Work to do
Collect each line of the records containing the string "Display".
◆ ◆ ◆ ◆ ◆
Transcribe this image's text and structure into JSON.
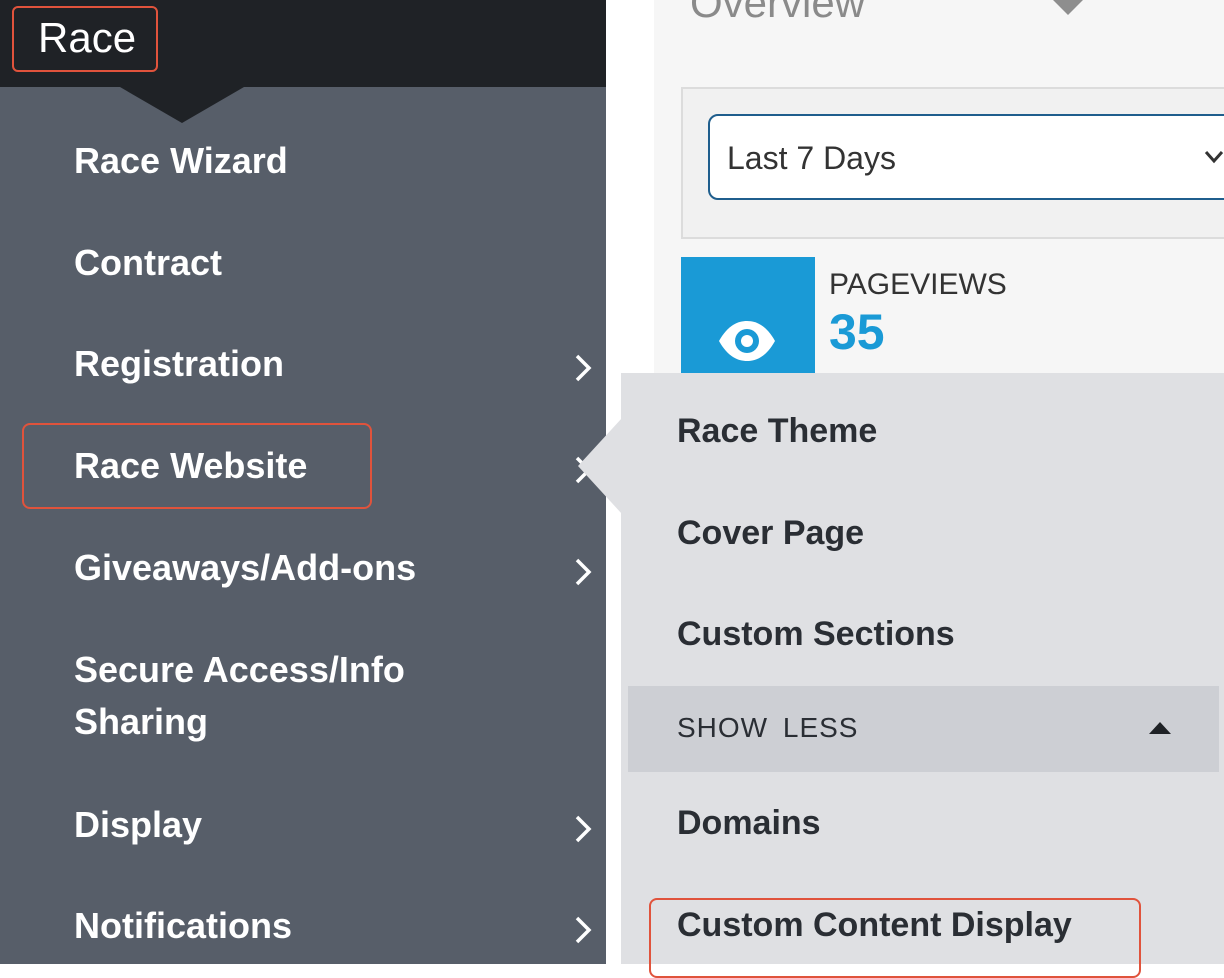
{
  "sidebar": {
    "title": "Race",
    "items": [
      {
        "label": "Race Wizard",
        "has_submenu": false
      },
      {
        "label": "Contract",
        "has_submenu": false
      },
      {
        "label": "Registration",
        "has_submenu": true
      },
      {
        "label": "Race Website",
        "has_submenu": true,
        "selected": true
      },
      {
        "label": "Giveaways/Add-ons",
        "has_submenu": true
      },
      {
        "label": "Secure Access/Info",
        "label_line2": "Sharing",
        "has_submenu": false
      },
      {
        "label": "Display",
        "has_submenu": true
      },
      {
        "label": "Notifications",
        "has_submenu": true
      }
    ]
  },
  "main": {
    "title": "Overview",
    "date_range": {
      "selected": "Last 7 Days"
    },
    "stat": {
      "label": "PAGEVIEWS",
      "value": "35",
      "icon": "eye-icon"
    }
  },
  "submenu": {
    "items": [
      {
        "label": "Race Theme"
      },
      {
        "label": "Cover Page"
      },
      {
        "label": "Custom Sections"
      }
    ],
    "toggle_label": "SHOW LESS",
    "more_items": [
      {
        "label": "Domains"
      },
      {
        "label": "Custom Content Display",
        "highlighted": true
      }
    ]
  },
  "colors": {
    "sidebar_bg": "#575e69",
    "header_bg": "#1f2226",
    "submenu_bg": "#dfe0e3",
    "accent_blue": "#1a9ad6",
    "highlight_outline": "#e0533c"
  }
}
◆ ◆ ◆ ◆ ◆
Full solution
        "label": "Display",
        "label": "Custom Content Display",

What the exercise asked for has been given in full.